> Input data
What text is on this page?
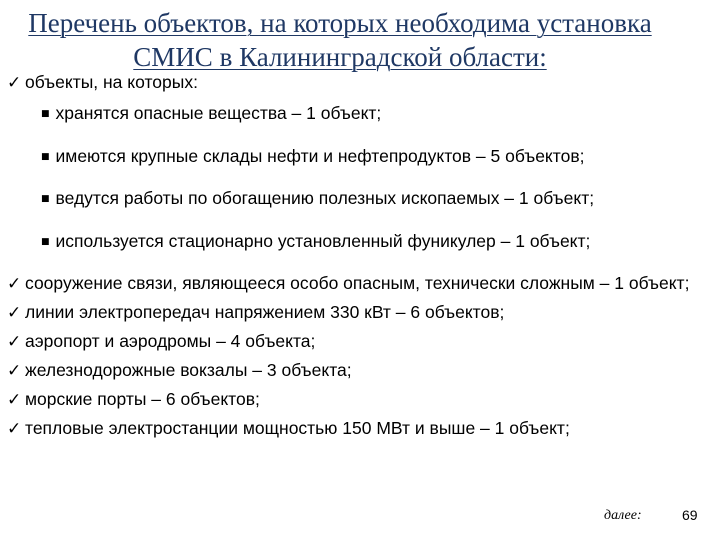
Перечень объектов, на которых необходима установка СМИС в Калининградской области:

✓ объекты, на которых:

■ хранятся опасные вещества – 1 объект;

■ имеются крупные склады нефти и нефтепродуктов – 5 объектов;

■ ведутся работы по обогащению полезных ископаемых – 1 объект;

■ используется стационарно установленный фуникулер – 1 объект;

✓ сооружение связи, являющееся особо опасным, технически сложным – 1 объект;

✓ линии электропередач напряжением 330 кВт – 6 объектов;

✓ аэропорт и аэродромы – 4 объекта;

✓ железнодорожные вокзалы – 3 объекта;

✓ морские порты – 6 объектов;

✓ тепловые электростанции мощностью 150 МВт и выше – 1 объект;

далее:	69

> Short problem
Every line of text is to be repeated exactly; pictures are left out.

> Answer in full
What text is on this page?
Перечень объектов, на которых необходима установка СМИС в Калининградской области:

✓ объекты, на которых:

■ хранятся опасные вещества – 1 объект;

■ имеются крупные склады нефти и нефтепродуктов – 5 объектов;

■ ведутся работы по обогащению полезных ископаемых – 1 объект;

■ используется стационарно установленный фуникулер – 1 объект;

✓ сооружение связи, являющееся особо опасным, технически сложным – 1 объект;

✓ линии электропередач напряжением 330 кВт – 6 объектов;

✓ аэропорт и аэродромы – 4 объекта;

✓ железнодорожные вокзалы – 3 объекта;

✓ морские порты – 6 объектов;

✓ тепловые электростанции мощностью 150 МВт и выше – 1 объект;

далее:	69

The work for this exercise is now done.